Set problem = Each entry below is to be duplicated verbatim.

Supplied material =

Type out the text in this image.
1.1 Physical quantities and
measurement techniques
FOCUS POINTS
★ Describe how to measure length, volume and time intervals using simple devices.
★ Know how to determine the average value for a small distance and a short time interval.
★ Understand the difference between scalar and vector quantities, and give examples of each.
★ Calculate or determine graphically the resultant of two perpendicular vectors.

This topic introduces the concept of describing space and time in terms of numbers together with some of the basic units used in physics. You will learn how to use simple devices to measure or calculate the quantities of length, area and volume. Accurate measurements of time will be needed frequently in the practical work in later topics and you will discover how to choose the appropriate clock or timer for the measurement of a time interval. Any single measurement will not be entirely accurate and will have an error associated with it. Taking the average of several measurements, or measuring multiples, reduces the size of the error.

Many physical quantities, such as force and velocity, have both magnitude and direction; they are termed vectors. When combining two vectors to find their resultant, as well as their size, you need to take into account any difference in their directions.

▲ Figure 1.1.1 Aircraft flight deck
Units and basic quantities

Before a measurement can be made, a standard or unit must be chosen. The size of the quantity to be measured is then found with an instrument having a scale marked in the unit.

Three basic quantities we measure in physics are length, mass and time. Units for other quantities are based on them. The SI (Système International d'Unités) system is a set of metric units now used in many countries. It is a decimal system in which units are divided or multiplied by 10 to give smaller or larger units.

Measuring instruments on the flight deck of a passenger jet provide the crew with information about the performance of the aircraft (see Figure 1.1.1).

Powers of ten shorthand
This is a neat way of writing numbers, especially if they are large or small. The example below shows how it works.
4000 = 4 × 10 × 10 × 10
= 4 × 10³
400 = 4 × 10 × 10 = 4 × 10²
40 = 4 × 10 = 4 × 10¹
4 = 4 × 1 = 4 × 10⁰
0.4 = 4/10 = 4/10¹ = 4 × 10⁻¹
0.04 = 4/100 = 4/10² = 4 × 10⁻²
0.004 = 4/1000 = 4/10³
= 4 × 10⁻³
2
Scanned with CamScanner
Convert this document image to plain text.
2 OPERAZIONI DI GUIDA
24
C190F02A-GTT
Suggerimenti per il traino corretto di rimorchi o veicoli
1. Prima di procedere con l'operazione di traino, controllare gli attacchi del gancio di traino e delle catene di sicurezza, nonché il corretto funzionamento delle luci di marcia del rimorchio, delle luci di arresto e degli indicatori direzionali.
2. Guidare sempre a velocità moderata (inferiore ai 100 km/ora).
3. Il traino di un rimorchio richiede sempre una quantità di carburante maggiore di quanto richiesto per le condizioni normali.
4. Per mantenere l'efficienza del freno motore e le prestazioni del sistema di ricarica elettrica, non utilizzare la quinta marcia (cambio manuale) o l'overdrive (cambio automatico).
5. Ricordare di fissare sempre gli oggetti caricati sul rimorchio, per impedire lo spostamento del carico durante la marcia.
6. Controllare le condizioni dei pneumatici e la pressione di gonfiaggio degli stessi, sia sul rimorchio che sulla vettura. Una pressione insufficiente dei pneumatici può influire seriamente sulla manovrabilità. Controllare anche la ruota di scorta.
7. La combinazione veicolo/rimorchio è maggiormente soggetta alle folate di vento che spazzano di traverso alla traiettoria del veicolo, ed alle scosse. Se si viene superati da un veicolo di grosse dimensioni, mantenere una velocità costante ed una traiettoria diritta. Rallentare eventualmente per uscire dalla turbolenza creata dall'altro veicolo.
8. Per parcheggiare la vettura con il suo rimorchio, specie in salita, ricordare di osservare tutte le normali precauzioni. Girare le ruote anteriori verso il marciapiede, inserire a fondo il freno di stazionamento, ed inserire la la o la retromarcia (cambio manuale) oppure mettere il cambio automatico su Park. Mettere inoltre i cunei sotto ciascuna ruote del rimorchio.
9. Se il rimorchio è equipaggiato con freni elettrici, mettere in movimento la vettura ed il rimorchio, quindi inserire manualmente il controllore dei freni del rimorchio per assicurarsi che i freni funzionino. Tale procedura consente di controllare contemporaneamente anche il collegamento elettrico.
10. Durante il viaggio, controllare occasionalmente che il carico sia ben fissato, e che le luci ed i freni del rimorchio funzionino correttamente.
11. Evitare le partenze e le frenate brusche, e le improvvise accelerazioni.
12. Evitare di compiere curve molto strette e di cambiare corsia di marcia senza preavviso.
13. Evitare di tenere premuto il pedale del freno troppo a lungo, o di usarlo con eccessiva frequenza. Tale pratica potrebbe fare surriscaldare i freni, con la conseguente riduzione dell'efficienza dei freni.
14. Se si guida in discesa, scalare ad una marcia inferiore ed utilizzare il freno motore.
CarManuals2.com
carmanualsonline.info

Exercise answer =
Type out the text in this image.
1.1 Physical quantities and
measurement techniques
FOCUS POINTS
★ Describe how to measure length, volume and time intervals using simple devices.
★ Know how to determine the average value for a small distance and a short time interval.
★ Understand the difference between scalar and vector quantities, and give examples of each.
★ Calculate or determine graphically the resultant of two perpendicular vectors.

This topic introduces the concept of describing space and time in terms of numbers together with some of the basic units used in physics. You will learn how to use simple devices to measure or calculate the quantities of length, area and volume. Accurate measurements of time will be needed frequently in the practical work in later topics and you will discover how to choose the appropriate clock or timer for the measurement of a time interval. Any single measurement will not be entirely accurate and will have an error associated with it. Taking the average of several measurements, or measuring multiples, reduces the size of the error.

Many physical quantities, such as force and velocity, have both magnitude and direction; they are termed vectors. When combining two vectors to find their resultant, as well as their size, you need to take into account any difference in their directions.

▲ Figure 1.1.1 Aircraft flight deck
Units and basic quantities

Before a measurement can be made, a standard or unit must be chosen. The size of the quantity to be measured is then found with an instrument having a scale marked in the unit.

Three basic quantities we measure in physics are length, mass and time. Units for other quantities are based on them. The SI (Système International d'Unités) system is a set of metric units now used in many countries. It is a decimal system in which units are divided or multiplied by 10 to give smaller or larger units.

Measuring instruments on the flight deck of a passenger jet provide the crew with information about the performance of the aircraft (see Figure 1.1.1).

Powers of ten shorthand
This is a neat way of writing numbers, especially if they are large or small. The example below shows how it works.
4000 = 4 × 10 × 10 × 10
= 4 × 10³
400 = 4 × 10 × 10 = 4 × 10²
40 = 4 × 10 = 4 × 10¹
4 = 4 × 1 = 4 × 10⁰
0.4 = 4/10 = 4/10¹ = 4 × 10⁻¹
0.04 = 4/100 = 4/10² = 4 × 10⁻²
0.004 = 4/1000 = 4/10³
= 4 × 10⁻³
2
Scanned with CamScanner
Convert this document image to plain text.
2 OPERAZIONI DI GUIDA
24
C190F02A-GTT
Suggerimenti per il traino corretto di rimorchi o veicoli
1. Prima di procedere con l'operazione di traino, controllare gli attacchi del gancio di traino e delle catene di sicurezza, nonché il corretto funzionamento delle luci di marcia del rimorchio, delle luci di arresto e degli indicatori direzionali.
2. Guidare sempre a velocità moderata (inferiore ai 100 km/ora).
3. Il traino di un rimorchio richiede sempre una quantità di carburante maggiore di quanto richiesto per le condizioni normali.
4. Per mantenere l'efficienza del freno motore e le prestazioni del sistema di ricarica elettrica, non utilizzare la quinta marcia (cambio manuale) o l'overdrive (cambio automatico).
5. Ricordare di fissare sempre gli oggetti caricati sul rimorchio, per impedire lo spostamento del carico durante la marcia.
6. Controllare le condizioni dei pneumatici e la pressione di gonfiaggio degli stessi, sia sul rimorchio che sulla vettura. Una pressione insufficiente dei pneumatici può influire seriamente sulla manovrabilità. Controllare anche la ruota di scorta.
7. La combinazione veicolo/rimorchio è maggiormente soggetta alle folate di vento che spazzano di traverso alla traiettoria del veicolo, ed alle scosse. Se si viene superati da un veicolo di grosse dimensioni, mantenere una velocità costante ed una traiettoria diritta. Rallentare eventualmente per uscire dalla turbolenza creata dall'altro veicolo.
8. Per parcheggiare la vettura con il suo rimorchio, specie in salita, ricordare di osservare tutte le normali precauzioni. Girare le ruote anteriori verso il marciapiede, inserire a fondo il freno di stazionamento, ed inserire la la o la retromarcia (cambio manuale) oppure mettere il cambio automatico su Park. Mettere inoltre i cunei sotto ciascuna ruote del rimorchio.
9. Se il rimorchio è equipaggiato con freni elettrici, mettere in movimento la vettura ed il rimorchio, quindi inserire manualmente il controllore dei freni del rimorchio per assicurarsi che i freni funzionino. Tale procedura consente di controllare contemporaneamente anche il collegamento elettrico.
10. Durante il viaggio, controllare occasionalmente che il carico sia ben fissato, e che le luci ed i freni del rimorchio funzionino correttamente.
11. Evitare le partenze e le frenate brusche, e le improvvise accelerazioni.
12. Evitare di compiere curve molto strette e di cambiare corsia di marcia senza preavviso.
13. Evitare di tenere premuto il pedale del freno troppo a lungo, o di usarlo con eccessiva frequenza. Tale pratica potrebbe fare surriscaldare i freni, con la conseguente riduzione dell'efficienza dei freni.
14. Se si guida in discesa, scalare ad una marcia inferiore ed utilizzare il freno motore.
CarManuals2.com
carmanualsonline.info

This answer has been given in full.